Dataset items
--
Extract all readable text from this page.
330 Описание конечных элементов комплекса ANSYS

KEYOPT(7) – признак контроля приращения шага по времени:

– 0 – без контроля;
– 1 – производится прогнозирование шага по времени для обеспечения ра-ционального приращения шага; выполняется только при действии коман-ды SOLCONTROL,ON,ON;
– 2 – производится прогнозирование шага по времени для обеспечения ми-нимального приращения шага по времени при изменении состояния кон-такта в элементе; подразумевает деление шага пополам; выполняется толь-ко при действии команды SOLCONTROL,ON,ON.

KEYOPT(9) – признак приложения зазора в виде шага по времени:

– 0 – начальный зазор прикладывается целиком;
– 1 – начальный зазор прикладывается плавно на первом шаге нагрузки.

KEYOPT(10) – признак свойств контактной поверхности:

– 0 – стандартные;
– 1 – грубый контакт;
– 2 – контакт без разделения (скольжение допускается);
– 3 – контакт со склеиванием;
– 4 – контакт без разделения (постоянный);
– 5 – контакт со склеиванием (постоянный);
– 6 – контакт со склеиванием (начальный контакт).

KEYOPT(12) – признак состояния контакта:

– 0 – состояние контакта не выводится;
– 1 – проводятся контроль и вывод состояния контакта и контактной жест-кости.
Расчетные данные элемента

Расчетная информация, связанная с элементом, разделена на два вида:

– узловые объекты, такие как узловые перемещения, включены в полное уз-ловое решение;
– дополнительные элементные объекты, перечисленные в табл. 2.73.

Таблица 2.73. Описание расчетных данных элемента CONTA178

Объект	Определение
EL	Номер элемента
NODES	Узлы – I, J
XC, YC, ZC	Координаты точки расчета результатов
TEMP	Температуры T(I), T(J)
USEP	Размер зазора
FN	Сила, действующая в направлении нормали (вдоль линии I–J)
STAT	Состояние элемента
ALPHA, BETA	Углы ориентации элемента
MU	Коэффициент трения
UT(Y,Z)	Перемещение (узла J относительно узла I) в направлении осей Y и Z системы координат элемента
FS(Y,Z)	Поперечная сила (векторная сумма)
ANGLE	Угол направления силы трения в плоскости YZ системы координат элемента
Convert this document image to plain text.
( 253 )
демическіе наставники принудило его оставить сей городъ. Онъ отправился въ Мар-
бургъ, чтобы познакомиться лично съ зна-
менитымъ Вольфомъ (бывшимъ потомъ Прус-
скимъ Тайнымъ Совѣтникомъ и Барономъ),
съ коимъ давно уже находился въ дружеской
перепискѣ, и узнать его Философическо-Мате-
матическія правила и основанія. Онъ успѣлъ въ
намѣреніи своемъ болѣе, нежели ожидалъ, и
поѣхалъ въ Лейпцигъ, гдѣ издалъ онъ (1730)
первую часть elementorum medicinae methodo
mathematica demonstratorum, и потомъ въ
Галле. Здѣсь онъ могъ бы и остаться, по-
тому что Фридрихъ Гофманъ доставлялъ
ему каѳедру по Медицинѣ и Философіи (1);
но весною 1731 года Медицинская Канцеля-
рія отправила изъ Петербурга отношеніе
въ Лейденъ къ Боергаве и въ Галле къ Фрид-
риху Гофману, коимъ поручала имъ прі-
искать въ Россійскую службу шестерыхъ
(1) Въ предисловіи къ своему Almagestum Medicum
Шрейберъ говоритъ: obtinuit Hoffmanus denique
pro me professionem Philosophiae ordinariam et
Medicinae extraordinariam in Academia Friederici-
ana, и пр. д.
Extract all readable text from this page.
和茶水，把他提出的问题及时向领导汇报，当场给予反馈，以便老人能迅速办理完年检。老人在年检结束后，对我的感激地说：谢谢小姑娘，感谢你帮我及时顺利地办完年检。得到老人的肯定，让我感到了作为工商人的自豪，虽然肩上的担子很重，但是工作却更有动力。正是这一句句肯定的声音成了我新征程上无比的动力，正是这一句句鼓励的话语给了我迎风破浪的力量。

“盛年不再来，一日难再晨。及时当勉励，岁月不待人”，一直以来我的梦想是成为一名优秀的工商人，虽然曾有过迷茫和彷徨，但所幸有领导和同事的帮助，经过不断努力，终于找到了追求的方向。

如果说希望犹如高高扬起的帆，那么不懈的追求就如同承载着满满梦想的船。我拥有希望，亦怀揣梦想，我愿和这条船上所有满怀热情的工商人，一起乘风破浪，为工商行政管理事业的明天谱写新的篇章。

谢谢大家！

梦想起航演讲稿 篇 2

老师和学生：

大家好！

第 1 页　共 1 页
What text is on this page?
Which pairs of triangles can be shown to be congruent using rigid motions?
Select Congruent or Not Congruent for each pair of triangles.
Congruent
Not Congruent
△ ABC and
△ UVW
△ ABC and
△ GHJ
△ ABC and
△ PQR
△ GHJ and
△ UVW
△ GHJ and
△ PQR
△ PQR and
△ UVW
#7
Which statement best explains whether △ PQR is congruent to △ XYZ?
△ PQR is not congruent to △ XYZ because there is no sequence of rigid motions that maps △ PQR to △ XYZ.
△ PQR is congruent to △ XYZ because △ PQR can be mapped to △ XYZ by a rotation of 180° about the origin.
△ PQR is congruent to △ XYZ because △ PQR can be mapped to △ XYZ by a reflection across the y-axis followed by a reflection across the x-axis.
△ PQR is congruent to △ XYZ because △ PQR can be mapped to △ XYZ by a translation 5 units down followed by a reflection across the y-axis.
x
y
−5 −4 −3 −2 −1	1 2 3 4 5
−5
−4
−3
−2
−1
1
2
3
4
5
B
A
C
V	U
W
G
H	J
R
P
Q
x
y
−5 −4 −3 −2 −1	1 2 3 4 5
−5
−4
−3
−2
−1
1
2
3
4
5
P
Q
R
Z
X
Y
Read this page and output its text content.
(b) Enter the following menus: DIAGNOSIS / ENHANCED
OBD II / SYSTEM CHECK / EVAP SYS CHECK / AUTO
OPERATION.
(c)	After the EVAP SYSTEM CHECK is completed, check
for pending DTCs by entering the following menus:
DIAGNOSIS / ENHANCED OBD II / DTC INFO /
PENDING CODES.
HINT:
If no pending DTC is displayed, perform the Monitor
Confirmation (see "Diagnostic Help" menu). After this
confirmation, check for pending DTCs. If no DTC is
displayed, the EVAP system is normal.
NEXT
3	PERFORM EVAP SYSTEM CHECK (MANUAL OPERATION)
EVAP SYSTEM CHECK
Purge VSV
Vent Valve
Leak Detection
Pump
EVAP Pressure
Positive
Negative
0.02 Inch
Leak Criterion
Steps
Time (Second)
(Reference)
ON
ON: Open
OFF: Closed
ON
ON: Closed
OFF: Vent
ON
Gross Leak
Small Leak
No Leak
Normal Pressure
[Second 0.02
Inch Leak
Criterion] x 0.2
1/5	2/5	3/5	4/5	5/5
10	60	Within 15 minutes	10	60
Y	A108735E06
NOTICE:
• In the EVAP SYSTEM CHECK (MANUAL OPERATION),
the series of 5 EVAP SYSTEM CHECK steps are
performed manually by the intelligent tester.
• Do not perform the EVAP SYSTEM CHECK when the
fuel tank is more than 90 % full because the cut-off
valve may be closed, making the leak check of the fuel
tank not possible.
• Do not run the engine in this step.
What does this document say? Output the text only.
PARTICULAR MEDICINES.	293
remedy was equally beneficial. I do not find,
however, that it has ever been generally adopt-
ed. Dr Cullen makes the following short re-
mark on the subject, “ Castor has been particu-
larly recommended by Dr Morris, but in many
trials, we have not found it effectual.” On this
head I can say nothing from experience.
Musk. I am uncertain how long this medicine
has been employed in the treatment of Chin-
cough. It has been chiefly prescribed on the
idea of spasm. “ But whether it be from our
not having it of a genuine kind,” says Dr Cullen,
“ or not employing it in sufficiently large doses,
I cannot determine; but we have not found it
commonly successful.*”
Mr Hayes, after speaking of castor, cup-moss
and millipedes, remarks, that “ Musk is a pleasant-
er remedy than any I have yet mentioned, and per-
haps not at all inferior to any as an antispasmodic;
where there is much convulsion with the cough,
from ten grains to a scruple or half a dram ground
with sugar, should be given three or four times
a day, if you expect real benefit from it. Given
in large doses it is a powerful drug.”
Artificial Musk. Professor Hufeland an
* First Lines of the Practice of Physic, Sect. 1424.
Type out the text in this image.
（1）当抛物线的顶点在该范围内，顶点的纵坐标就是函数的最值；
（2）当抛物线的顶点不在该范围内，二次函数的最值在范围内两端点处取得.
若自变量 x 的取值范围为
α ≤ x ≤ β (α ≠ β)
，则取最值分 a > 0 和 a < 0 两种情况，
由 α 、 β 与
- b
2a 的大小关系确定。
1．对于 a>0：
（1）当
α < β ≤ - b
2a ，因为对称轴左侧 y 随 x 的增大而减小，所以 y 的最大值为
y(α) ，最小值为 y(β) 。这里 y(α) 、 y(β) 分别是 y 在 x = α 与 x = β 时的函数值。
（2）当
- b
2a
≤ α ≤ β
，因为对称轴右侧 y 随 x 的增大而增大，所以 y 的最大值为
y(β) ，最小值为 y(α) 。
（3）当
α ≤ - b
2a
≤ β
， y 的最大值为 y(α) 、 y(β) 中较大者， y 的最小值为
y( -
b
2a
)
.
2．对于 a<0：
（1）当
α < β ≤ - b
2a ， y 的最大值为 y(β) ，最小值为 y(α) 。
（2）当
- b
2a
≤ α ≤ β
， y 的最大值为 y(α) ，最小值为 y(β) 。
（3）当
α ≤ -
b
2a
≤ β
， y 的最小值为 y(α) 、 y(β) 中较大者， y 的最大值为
--
▸ TASK TO COMPLETE:
Filter the entries down to the lines with the word "EVAP" in them.

▸ RESULT OF THIS EXERCISE:
OBD II / SYSTEM CHECK / EVAP SYS CHECK / AUTO
(c)	After the EVAP SYSTEM CHECK is completed, check
displayed, the EVAP system is normal.
3	PERFORM EVAP SYSTEM CHECK (MANUAL OPERATION)
EVAP SYSTEM CHECK
EVAP Pressure
• In the EVAP SYSTEM CHECK (MANUAL OPERATION),
the series of 5 EVAP SYSTEM CHECK steps are
• Do not perform the EVAP SYSTEM CHECK when the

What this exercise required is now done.